» **Source data**
###
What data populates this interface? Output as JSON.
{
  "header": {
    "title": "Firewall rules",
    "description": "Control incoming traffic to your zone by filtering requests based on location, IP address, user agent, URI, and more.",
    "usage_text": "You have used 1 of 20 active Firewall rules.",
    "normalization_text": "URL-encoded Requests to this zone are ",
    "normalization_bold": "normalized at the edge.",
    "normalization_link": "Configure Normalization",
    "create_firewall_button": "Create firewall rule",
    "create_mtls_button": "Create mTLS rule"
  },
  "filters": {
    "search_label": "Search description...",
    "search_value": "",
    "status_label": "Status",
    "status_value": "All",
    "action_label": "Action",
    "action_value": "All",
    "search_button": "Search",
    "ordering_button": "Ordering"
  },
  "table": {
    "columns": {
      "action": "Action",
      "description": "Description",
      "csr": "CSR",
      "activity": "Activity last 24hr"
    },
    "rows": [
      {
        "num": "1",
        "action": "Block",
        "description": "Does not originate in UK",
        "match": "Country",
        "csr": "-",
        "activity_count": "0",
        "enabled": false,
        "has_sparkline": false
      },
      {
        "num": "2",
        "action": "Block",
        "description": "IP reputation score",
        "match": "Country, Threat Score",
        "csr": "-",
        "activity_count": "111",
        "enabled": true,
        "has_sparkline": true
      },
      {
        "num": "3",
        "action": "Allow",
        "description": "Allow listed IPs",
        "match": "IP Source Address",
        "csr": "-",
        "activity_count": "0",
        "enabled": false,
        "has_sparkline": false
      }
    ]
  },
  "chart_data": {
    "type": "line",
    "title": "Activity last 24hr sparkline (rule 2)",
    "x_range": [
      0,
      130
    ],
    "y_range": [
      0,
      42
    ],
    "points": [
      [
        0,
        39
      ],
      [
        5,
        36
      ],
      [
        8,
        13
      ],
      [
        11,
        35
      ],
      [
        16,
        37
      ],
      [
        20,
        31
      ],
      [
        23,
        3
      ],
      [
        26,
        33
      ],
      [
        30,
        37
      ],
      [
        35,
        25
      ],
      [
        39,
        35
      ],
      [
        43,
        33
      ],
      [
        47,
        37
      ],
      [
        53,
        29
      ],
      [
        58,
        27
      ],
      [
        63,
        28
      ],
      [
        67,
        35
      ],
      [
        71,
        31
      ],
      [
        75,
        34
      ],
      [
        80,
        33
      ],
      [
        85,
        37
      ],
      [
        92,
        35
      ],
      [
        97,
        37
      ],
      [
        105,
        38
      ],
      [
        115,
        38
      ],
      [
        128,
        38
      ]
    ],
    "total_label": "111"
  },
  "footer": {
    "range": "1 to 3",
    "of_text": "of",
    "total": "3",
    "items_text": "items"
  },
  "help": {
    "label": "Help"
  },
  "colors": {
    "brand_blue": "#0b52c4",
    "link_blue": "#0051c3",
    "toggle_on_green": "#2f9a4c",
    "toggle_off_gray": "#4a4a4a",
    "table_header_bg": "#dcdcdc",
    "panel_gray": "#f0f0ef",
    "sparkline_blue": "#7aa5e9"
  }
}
###
» **Goal of the exercise**
Go through the records above and copy every line with the word "title".

» **Response to the task**
    "title": "Firewall rules",
    "title": "Activity last 24hr sparkline (rule 2)",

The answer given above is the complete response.